What you have to do »
Nothing should be left out: output all of the entries exactly.

· · · · · · ·

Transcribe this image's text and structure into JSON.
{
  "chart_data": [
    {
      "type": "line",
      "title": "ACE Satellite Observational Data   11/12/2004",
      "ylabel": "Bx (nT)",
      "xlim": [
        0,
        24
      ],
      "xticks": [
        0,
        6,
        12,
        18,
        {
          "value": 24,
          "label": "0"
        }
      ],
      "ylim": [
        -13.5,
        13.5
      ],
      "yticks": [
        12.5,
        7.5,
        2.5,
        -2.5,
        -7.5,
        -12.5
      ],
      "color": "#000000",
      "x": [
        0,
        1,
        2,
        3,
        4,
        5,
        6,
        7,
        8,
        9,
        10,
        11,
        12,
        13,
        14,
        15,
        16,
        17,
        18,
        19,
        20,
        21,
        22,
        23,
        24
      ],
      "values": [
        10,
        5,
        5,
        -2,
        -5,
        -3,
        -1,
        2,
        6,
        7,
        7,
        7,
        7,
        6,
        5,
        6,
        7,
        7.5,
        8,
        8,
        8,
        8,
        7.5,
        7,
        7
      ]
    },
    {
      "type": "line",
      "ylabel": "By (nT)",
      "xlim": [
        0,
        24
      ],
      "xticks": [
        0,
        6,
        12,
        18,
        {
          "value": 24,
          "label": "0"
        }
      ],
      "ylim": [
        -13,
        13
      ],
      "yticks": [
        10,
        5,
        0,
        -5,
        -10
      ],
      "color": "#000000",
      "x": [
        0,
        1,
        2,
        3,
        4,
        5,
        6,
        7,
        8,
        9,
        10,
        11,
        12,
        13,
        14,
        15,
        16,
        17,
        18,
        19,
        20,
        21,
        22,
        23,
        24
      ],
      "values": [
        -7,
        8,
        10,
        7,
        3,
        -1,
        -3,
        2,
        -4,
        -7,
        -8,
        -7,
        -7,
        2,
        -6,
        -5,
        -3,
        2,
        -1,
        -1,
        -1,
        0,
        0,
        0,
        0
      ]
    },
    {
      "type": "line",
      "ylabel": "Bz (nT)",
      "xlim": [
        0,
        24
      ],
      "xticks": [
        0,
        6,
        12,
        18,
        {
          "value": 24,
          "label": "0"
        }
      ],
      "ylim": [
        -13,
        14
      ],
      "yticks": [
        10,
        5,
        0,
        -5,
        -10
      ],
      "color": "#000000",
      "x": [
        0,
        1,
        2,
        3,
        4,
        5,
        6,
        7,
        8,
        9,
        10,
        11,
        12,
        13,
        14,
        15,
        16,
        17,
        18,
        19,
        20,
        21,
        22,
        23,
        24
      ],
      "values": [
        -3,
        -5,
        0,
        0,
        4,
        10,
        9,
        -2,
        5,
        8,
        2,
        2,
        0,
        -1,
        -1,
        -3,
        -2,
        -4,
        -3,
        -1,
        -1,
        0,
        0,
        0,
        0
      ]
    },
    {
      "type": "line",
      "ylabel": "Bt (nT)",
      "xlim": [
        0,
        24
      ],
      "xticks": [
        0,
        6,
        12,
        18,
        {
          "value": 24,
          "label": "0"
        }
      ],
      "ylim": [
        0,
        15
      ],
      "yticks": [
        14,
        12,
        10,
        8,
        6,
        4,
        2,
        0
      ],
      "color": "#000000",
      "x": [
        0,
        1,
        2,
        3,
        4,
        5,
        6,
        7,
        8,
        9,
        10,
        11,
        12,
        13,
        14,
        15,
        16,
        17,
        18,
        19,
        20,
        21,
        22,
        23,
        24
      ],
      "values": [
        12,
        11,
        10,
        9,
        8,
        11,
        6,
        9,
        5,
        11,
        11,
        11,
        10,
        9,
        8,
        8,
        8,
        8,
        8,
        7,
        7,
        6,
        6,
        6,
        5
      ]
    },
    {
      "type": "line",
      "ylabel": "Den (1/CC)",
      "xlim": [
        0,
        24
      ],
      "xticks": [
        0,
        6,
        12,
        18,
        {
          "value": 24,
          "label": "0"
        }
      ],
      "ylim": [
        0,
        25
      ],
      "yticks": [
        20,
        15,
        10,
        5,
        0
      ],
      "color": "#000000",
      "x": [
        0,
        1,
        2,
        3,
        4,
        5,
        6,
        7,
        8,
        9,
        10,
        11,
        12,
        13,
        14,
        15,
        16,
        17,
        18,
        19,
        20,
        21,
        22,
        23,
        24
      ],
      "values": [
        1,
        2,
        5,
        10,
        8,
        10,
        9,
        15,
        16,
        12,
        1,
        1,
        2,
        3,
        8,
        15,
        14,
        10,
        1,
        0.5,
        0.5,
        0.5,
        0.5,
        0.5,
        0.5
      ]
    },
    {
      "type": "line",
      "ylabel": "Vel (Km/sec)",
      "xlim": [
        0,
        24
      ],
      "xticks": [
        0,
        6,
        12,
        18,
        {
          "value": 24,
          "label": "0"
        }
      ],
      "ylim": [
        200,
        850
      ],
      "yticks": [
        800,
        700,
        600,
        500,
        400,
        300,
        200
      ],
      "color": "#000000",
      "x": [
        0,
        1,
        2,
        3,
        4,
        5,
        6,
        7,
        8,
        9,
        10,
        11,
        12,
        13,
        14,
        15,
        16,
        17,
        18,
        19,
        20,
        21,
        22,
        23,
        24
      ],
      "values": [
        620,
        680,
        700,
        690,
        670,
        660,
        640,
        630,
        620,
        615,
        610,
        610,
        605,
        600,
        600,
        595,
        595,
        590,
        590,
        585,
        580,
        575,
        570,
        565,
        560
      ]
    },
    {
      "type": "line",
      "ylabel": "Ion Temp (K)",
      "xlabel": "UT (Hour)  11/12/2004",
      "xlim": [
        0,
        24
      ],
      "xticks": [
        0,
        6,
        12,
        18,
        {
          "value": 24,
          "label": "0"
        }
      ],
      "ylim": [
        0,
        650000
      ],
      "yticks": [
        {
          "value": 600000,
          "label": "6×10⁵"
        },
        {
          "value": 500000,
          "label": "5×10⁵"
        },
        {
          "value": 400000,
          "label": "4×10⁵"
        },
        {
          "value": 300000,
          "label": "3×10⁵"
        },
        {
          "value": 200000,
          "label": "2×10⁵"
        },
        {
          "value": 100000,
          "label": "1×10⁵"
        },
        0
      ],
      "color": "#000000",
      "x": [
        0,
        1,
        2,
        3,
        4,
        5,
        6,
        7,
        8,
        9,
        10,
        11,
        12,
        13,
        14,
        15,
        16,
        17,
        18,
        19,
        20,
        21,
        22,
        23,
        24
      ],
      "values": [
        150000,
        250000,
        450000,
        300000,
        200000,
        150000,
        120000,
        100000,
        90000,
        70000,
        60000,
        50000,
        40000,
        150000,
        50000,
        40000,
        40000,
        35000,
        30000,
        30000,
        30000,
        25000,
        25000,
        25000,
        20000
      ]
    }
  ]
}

· · · · · · ·

Exercise output »
Transcribe this image's text and structure into JSON.
{
  "chart_data": [
    {
      "type": "line",
      "title": "ACE Satellite Observational Data   11/12/2004",
      "ylabel": "Bx (nT)",
      "xlim": [
        0,
        24
      ],
      "xticks": [
        0,
        6,
        12,
        18,
        {
          "value": 24,
          "label": "0"
        }
      ],
      "ylim": [
        -13.5,
        13.5
      ],
      "yticks": [
        12.5,
        7.5,
        2.5,
        -2.5,
        -7.5,
        -12.5
      ],
      "color": "#000000",
      "x": [
        0,
        1,
        2,
        3,
        4,
        5,
        6,
        7,
        8,
        9,
        10,
        11,
        12,
        13,
        14,
        15,
        16,
        17,
        18,
        19,
        20,
        21,
        22,
        23,
        24
      ],
      "values": [
        10,
        5,
        5,
        -2,
        -5,
        -3,
        -1,
        2,
        6,
        7,
        7,
        7,
        7,
        6,
        5,
        6,
        7,
        7.5,
        8,
        8,
        8,
        8,
        7.5,
        7,
        7
      ]
    },
    {
      "type": "line",
      "ylabel": "By (nT)",
      "xlim": [
        0,
        24
      ],
      "xticks": [
        0,
        6,
        12,
        18,
        {
          "value": 24,
          "label": "0"
        }
      ],
      "ylim": [
        -13,
        13
      ],
      "yticks": [
        10,
        5,
        0,
        -5,
        -10
      ],
      "color": "#000000",
      "x": [
        0,
        1,
        2,
        3,
        4,
        5,
        6,
        7,
        8,
        9,
        10,
        11,
        12,
        13,
        14,
        15,
        16,
        17,
        18,
        19,
        20,
        21,
        22,
        23,
        24
      ],
      "values": [
        -7,
        8,
        10,
        7,
        3,
        -1,
        -3,
        2,
        -4,
        -7,
        -8,
        -7,
        -7,
        2,
        -6,
        -5,
        -3,
        2,
        -1,
        -1,
        -1,
        0,
        0,
        0,
        0
      ]
    },
    {
      "type": "line",
      "ylabel": "Bz (nT)",
      "xlim": [
        0,
        24
      ],
      "xticks": [
        0,
        6,
        12,
        18,
        {
          "value": 24,
          "label": "0"
        }
      ],
      "ylim": [
        -13,
        14
      ],
      "yticks": [
        10,
        5,
        0,
        -5,
        -10
      ],
      "color": "#000000",
      "x": [
        0,
        1,
        2,
        3,
        4,
        5,
        6,
        7,
        8,
        9,
        10,
        11,
        12,
        13,
        14,
        15,
        16,
        17,
        18,
        19,
        20,
        21,
        22,
        23,
        24
      ],
      "values": [
        -3,
        -5,
        0,
        0,
        4,
        10,
        9,
        -2,
        5,
        8,
        2,
        2,
        0,
        -1,
        -1,
        -3,
        -2,
        -4,
        -3,
        -1,
        -1,
        0,
        0,
        0,
        0
      ]
    },
    {
      "type": "line",
      "ylabel": "Bt (nT)",
      "xlim": [
        0,
        24
      ],
      "xticks": [
        0,
        6,
        12,
        18,
        {
          "value": 24,
          "label": "0"
        }
      ],
      "ylim": [
        0,
        15
      ],
      "yticks": [
        14,
        12,
        10,
        8,
        6,
        4,
        2,
        0
      ],
      "color": "#000000",
      "x": [
        0,
        1,
        2,
        3,
        4,
        5,
        6,
        7,
        8,
        9,
        10,
        11,
        12,
        13,
        14,
        15,
        16,
        17,
        18,
        19,
        20,
        21,
        22,
        23,
        24
      ],
      "values": [
        12,
        11,
        10,
        9,
        8,
        11,
        6,
        9,
        5,
        11,
        11,
        11,
        10,
        9,
        8,
        8,
        8,
        8,
        8,
        7,
        7,
        6,
        6,
        6,
        5
      ]
    },
    {
      "type": "line",
      "ylabel": "Den (1/CC)",
      "xlim": [
        0,
        24
      ],
      "xticks": [
        0,
        6,
        12,
        18,
        {
          "value": 24,
          "label": "0"
        }
      ],
      "ylim": [
        0,
        25
      ],
      "yticks": [
        20,
        15,
        10,
        5,
        0
      ],
      "color": "#000000",
      "x": [
        0,
        1,
        2,
        3,
        4,
        5,
        6,
        7,
        8,
        9,
        10,
        11,
        12,
        13,
        14,
        15,
        16,
        17,
        18,
        19,
        20,
        21,
        22,
        23,
        24
      ],
      "values": [
        1,
        2,
        5,
        10,
        8,
        10,
        9,
        15,
        16,
        12,
        1,
        1,
        2,
        3,
        8,
        15,
        14,
        10,
        1,
        0.5,
        0.5,
        0.5,
        0.5,
        0.5,
        0.5
      ]
    },
    {
      "type": "line",
      "ylabel": "Vel (Km/sec)",
      "xlim": [
        0,
        24
      ],
      "xticks": [
        0,
        6,
        12,
        18,
        {
          "value": 24,
          "label": "0"
        }
      ],
      "ylim": [
        200,
        850
      ],
      "yticks": [
        800,
        700,
        600,
        500,
        400,
        300,
        200
      ],
      "color": "#000000",
      "x": [
        0,
        1,
        2,
        3,
        4,
        5,
        6,
        7,
        8,
        9,
        10,
        11,
        12,
        13,
        14,
        15,
        16,
        17,
        18,
        19,
        20,
        21,
        22,
        23,
        24
      ],
      "values": [
        620,
        680,
        700,
        690,
        670,
        660,
        640,
        630,
        620,
        615,
        610,
        610,
        605,
        600,
        600,
        595,
        595,
        590,
        590,
        585,
        580,
        575,
        570,
        565,
        560
      ]
    },
    {
      "type": "line",
      "ylabel": "Ion Temp (K)",
      "xlabel": "UT (Hour)  11/12/2004",
      "xlim": [
        0,
        24
      ],
      "xticks": [
        0,
        6,
        12,
        18,
        {
          "value": 24,
          "label": "0"
        }
      ],
      "ylim": [
        0,
        650000
      ],
      "yticks": [
        {
          "value": 600000,
          "label": "6×10⁵"
        },
        {
          "value": 500000,
          "label": "5×10⁵"
        },
        {
          "value": 400000,
          "label": "4×10⁵"
        },
        {
          "value": 300000,
          "label": "3×10⁵"
        },
        {
          "value": 200000,
          "label": "2×10⁵"
        },
        {
          "value": 100000,
          "label": "1×10⁵"
        },
        0
      ],
      "color": "#000000",
      "x": [
        0,
        1,
        2,
        3,
        4,
        5,
        6,
        7,
        8,
        9,
        10,
        11,
        12,
        13,
        14,
        15,
        16,
        17,
        18,
        19,
        20,
        21,
        22,
        23,
        24
      ],
      "values": [
        150000,
        250000,
        450000,
        300000,
        200000,
        150000,
        120000,
        100000,
        90000,
        70000,
        60000,
        50000,
        40000,
        150000,
        50000,
        40000,
        40000,
        35000,
        30000,
        30000,
        30000,
        25000,
        25000,
        25000,
        20000
      ]
    }
  ]
}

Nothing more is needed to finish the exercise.